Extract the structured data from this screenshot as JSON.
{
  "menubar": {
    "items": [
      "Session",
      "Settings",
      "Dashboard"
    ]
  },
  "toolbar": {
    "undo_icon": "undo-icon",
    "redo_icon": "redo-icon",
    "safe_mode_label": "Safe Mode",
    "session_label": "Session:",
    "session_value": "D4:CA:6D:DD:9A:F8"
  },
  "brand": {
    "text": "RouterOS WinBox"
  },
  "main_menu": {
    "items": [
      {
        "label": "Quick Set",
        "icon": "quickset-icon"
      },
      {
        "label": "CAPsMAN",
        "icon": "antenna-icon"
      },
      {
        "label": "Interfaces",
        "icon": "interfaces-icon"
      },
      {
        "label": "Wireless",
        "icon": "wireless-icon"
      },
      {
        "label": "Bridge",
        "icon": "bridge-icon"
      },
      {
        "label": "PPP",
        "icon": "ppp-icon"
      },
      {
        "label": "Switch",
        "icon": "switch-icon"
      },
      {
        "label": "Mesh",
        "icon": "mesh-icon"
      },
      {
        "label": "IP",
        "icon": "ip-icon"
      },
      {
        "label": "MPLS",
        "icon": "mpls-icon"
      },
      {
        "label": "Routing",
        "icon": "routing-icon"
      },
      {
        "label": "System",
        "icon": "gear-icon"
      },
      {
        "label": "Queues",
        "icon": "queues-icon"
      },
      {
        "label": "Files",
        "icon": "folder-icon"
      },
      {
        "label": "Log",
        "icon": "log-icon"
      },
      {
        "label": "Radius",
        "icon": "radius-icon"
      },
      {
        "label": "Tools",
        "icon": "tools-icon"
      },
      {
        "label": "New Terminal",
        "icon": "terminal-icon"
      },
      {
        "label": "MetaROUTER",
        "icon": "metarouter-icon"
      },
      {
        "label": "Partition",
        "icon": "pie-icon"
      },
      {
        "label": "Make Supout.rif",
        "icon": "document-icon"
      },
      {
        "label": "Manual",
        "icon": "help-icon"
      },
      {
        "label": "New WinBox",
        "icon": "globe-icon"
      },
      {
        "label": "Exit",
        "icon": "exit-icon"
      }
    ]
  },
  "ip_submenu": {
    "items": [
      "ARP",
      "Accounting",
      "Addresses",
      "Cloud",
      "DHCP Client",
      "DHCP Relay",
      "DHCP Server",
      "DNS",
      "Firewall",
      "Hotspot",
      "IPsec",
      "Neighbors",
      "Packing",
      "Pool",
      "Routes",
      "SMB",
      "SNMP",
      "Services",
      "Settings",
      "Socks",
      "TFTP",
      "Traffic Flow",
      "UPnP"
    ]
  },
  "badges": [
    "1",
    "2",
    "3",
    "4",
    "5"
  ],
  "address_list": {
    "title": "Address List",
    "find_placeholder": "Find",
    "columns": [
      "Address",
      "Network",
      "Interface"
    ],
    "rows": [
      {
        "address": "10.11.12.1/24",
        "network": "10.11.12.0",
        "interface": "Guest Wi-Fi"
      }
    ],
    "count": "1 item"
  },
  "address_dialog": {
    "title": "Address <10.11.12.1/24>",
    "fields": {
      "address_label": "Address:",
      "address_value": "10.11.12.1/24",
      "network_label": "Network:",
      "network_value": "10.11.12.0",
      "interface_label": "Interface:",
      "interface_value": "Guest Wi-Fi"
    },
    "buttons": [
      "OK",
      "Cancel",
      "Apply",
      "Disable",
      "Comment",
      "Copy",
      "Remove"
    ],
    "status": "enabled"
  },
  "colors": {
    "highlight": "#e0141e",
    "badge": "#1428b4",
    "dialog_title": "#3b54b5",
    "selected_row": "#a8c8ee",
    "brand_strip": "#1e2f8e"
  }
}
___
Please repeat the listing above in full and exactly.

(Answer to the problem)
Extract the structured data from this screenshot as JSON.
{
  "menubar": {
    "items": [
      "Session",
      "Settings",
      "Dashboard"
    ]
  },
  "toolbar": {
    "undo_icon": "undo-icon",
    "redo_icon": "redo-icon",
    "safe_mode_label": "Safe Mode",
    "session_label": "Session:",
    "session_value": "D4:CA:6D:DD:9A:F8"
  },
  "brand": {
    "text": "RouterOS WinBox"
  },
  "main_menu": {
    "items": [
      {
        "label": "Quick Set",
        "icon": "quickset-icon"
      },
      {
        "label": "CAPsMAN",
        "icon": "antenna-icon"
      },
      {
        "label": "Interfaces",
        "icon": "interfaces-icon"
      },
      {
        "label": "Wireless",
        "icon": "wireless-icon"
      },
      {
        "label": "Bridge",
        "icon": "bridge-icon"
      },
      {
        "label": "PPP",
        "icon": "ppp-icon"
      },
      {
        "label": "Switch",
        "icon": "switch-icon"
      },
      {
        "label": "Mesh",
        "icon": "mesh-icon"
      },
      {
        "label": "IP",
        "icon": "ip-icon"
      },
      {
        "label": "MPLS",
        "icon": "mpls-icon"
      },
      {
        "label": "Routing",
        "icon": "routing-icon"
      },
      {
        "label": "System",
        "icon": "gear-icon"
      },
      {
        "label": "Queues",
        "icon": "queues-icon"
      },
      {
        "label": "Files",
        "icon": "folder-icon"
      },
      {
        "label": "Log",
        "icon": "log-icon"
      },
      {
        "label": "Radius",
        "icon": "radius-icon"
      },
      {
        "label": "Tools",
        "icon": "tools-icon"
      },
      {
        "label": "New Terminal",
        "icon": "terminal-icon"
      },
      {
        "label": "MetaROUTER",
        "icon": "metarouter-icon"
      },
      {
        "label": "Partition",
        "icon": "pie-icon"
      },
      {
        "label": "Make Supout.rif",
        "icon": "document-icon"
      },
      {
        "label": "Manual",
        "icon": "help-icon"
      },
      {
        "label": "New WinBox",
        "icon": "globe-icon"
      },
      {
        "label": "Exit",
        "icon": "exit-icon"
      }
    ]
  },
  "ip_submenu": {
    "items": [
      "ARP",
      "Accounting",
      "Addresses",
      "Cloud",
      "DHCP Client",
      "DHCP Relay",
      "DHCP Server",
      "DNS",
      "Firewall",
      "Hotspot",
      "IPsec",
      "Neighbors",
      "Packing",
      "Pool",
      "Routes",
      "SMB",
      "SNMP",
      "Services",
      "Settings",
      "Socks",
      "TFTP",
      "Traffic Flow",
      "UPnP"
    ]
  },
  "badges": [
    "1",
    "2",
    "3",
    "4",
    "5"
  ],
  "address_list": {
    "title": "Address List",
    "find_placeholder": "Find",
    "columns": [
      "Address",
      "Network",
      "Interface"
    ],
    "rows": [
      {
        "address": "10.11.12.1/24",
        "network": "10.11.12.0",
        "interface": "Guest Wi-Fi"
      }
    ],
    "count": "1 item"
  },
  "address_dialog": {
    "title": "Address <10.11.12.1/24>",
    "fields": {
      "address_label": "Address:",
      "address_value": "10.11.12.1/24",
      "network_label": "Network:",
      "network_value": "10.11.12.0",
      "interface_label": "Interface:",
      "interface_value": "Guest Wi-Fi"
    },
    "buttons": [
      "OK",
      "Cancel",
      "Apply",
      "Disable",
      "Comment",
      "Copy",
      "Remove"
    ],
    "status": "enabled"
  },
  "colors": {
    "highlight": "#e0141e",
    "badge": "#1428b4",
    "dialog_title": "#3b54b5",
    "selected_row": "#a8c8ee",
    "brand_strip": "#1e2f8e"
  }
}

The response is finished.